WHAT THE EXERCISE ASKS >> The exercise asks for every line of the data to be reproduced exactly.

※ ※ ※

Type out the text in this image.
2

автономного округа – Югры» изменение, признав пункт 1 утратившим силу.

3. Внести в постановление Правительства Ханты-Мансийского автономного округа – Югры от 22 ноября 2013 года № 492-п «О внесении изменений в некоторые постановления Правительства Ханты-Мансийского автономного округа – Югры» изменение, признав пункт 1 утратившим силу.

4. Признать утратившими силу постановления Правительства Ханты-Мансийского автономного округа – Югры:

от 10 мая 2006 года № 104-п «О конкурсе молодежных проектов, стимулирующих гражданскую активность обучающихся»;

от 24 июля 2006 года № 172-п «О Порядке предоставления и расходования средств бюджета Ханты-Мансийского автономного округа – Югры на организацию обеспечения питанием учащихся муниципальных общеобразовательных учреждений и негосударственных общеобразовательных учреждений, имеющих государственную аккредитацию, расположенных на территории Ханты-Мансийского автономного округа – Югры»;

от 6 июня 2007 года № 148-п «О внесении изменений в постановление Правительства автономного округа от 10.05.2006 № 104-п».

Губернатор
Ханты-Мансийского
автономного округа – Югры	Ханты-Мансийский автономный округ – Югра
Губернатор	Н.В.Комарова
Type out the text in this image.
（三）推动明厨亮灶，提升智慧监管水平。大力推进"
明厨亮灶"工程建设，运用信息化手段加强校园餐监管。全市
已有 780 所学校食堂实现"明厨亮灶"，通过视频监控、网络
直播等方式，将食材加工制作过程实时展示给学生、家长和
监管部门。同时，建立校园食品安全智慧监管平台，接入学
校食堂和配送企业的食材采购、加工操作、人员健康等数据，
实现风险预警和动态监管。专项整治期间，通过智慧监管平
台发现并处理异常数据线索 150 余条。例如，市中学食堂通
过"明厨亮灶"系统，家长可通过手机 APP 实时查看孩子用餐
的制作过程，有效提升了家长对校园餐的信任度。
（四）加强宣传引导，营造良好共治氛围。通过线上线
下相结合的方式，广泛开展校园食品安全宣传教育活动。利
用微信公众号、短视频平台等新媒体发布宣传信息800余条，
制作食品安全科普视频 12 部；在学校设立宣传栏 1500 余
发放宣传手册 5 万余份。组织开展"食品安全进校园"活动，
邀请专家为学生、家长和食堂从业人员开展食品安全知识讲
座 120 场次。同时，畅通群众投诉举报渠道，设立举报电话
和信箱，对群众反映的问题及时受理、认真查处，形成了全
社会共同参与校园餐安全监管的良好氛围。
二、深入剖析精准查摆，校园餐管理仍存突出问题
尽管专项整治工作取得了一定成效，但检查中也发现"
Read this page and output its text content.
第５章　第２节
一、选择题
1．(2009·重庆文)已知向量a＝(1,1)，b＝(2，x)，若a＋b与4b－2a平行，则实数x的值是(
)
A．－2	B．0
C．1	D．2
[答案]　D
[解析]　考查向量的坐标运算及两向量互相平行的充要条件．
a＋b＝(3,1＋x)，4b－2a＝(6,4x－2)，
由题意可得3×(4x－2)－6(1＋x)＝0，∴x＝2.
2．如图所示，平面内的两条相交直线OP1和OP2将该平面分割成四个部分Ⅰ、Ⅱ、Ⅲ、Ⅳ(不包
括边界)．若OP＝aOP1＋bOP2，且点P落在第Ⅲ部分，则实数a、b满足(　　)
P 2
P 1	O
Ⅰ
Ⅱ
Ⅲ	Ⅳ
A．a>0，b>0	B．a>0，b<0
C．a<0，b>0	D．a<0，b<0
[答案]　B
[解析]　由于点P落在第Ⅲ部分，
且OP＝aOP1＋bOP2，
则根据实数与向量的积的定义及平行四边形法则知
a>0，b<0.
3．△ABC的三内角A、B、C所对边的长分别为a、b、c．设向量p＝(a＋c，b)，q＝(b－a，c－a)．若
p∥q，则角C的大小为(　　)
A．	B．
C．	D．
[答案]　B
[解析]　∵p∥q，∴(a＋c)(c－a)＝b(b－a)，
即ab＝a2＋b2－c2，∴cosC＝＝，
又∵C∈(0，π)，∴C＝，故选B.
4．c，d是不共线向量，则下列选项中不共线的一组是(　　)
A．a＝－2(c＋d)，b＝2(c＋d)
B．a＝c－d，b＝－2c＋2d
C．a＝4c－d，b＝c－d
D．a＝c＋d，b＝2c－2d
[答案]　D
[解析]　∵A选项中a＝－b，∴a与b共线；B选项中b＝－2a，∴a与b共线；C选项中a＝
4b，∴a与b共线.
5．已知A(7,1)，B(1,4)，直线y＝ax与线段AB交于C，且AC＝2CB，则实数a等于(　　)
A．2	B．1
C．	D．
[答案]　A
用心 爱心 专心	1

※ ※ ※

ANSWER FOR THIS EXERCISE >>
Type out the text in this image.
2

автономного округа – Югры» изменение, признав пункт 1 утратившим силу.

3. Внести в постановление Правительства Ханты-Мансийского автономного округа – Югры от 22 ноября 2013 года № 492-п «О внесении изменений в некоторые постановления Правительства Ханты-Мансийского автономного округа – Югры» изменение, признав пункт 1 утратившим силу.

4. Признать утратившими силу постановления Правительства Ханты-Мансийского автономного округа – Югры:

от 10 мая 2006 года № 104-п «О конкурсе молодежных проектов, стимулирующих гражданскую активность обучающихся»;

от 24 июля 2006 года № 172-п «О Порядке предоставления и расходования средств бюджета Ханты-Мансийского автономного округа – Югры на организацию обеспечения питанием учащихся муниципальных общеобразовательных учреждений и негосударственных общеобразовательных учреждений, имеющих государственную аккредитацию, расположенных на территории Ханты-Мансийского автономного округа – Югры»;

от 6 июня 2007 года № 148-п «О внесении изменений в постановление Правительства автономного округа от 10.05.2006 № 104-п».

Губернатор
Ханты-Мансийского
автономного округа – Югры	Ханты-Мансийский автономный округ – Югра
Губернатор	Н.В.Комарова
Type out the text in this image.
（三）推动明厨亮灶，提升智慧监管水平。大力推进"
明厨亮灶"工程建设，运用信息化手段加强校园餐监管。全市
已有 780 所学校食堂实现"明厨亮灶"，通过视频监控、网络
直播等方式，将食材加工制作过程实时展示给学生、家长和
监管部门。同时，建立校园食品安全智慧监管平台，接入学
校食堂和配送企业的食材采购、加工操作、人员健康等数据，
实现风险预警和动态监管。专项整治期间，通过智慧监管平
台发现并处理异常数据线索 150 余条。例如，市中学食堂通
过"明厨亮灶"系统，家长可通过手机 APP 实时查看孩子用餐
的制作过程，有效提升了家长对校园餐的信任度。
（四）加强宣传引导，营造良好共治氛围。通过线上线
下相结合的方式，广泛开展校园食品安全宣传教育活动。利
用微信公众号、短视频平台等新媒体发布宣传信息800余条，
制作食品安全科普视频 12 部；在学校设立宣传栏 1500 余
发放宣传手册 5 万余份。组织开展"食品安全进校园"活动，
邀请专家为学生、家长和食堂从业人员开展食品安全知识讲
座 120 场次。同时，畅通群众投诉举报渠道，设立举报电话
和信箱，对群众反映的问题及时受理、认真查处，形成了全
社会共同参与校园餐安全监管的良好氛围。
二、深入剖析精准查摆，校园餐管理仍存突出问题
尽管专项整治工作取得了一定成效，但检查中也发现"
Read this page and output its text content.
第５章　第２节
一、选择题
1．(2009·重庆文)已知向量a＝(1,1)，b＝(2，x)，若a＋b与4b－2a平行，则实数x的值是(
)
A．－2	B．0
C．1	D．2
[答案]　D
[解析]　考查向量的坐标运算及两向量互相平行的充要条件．
a＋b＝(3,1＋x)，4b－2a＝(6,4x－2)，
由题意可得3×(4x－2)－6(1＋x)＝0，∴x＝2.
2．如图所示，平面内的两条相交直线OP1和OP2将该平面分割成四个部分Ⅰ、Ⅱ、Ⅲ、Ⅳ(不包
括边界)．若OP＝aOP1＋bOP2，且点P落在第Ⅲ部分，则实数a、b满足(　　)
P 2
P 1	O
Ⅰ
Ⅱ
Ⅲ	Ⅳ
A．a>0，b>0	B．a>0，b<0
C．a<0，b>0	D．a<0，b<0
[答案]　B
[解析]　由于点P落在第Ⅲ部分，
且OP＝aOP1＋bOP2，
则根据实数与向量的积的定义及平行四边形法则知
a>0，b<0.
3．△ABC的三内角A、B、C所对边的长分别为a、b、c．设向量p＝(a＋c，b)，q＝(b－a，c－a)．若
p∥q，则角C的大小为(　　)
A．	B．
C．	D．
[答案]　B
[解析]　∵p∥q，∴(a＋c)(c－a)＝b(b－a)，
即ab＝a2＋b2－c2，∴cosC＝＝，
又∵C∈(0，π)，∴C＝，故选B.
4．c，d是不共线向量，则下列选项中不共线的一组是(　　)
A．a＝－2(c＋d)，b＝2(c＋d)
B．a＝c－d，b＝－2c＋2d
C．a＝4c－d，b＝c－d
D．a＝c＋d，b＝2c－2d
[答案]　D
[解析]　∵A选项中a＝－b，∴a与b共线；B选项中b＝－2a，∴a与b共线；C选项中a＝
4b，∴a与b共线.
5．已知A(7,1)，B(1,4)，直线y＝ax与线段AB交于C，且AC＝2CB，则实数a等于(　　)
A．2	B．1
C．	D．
[答案]　A
用心 爱心 专心	1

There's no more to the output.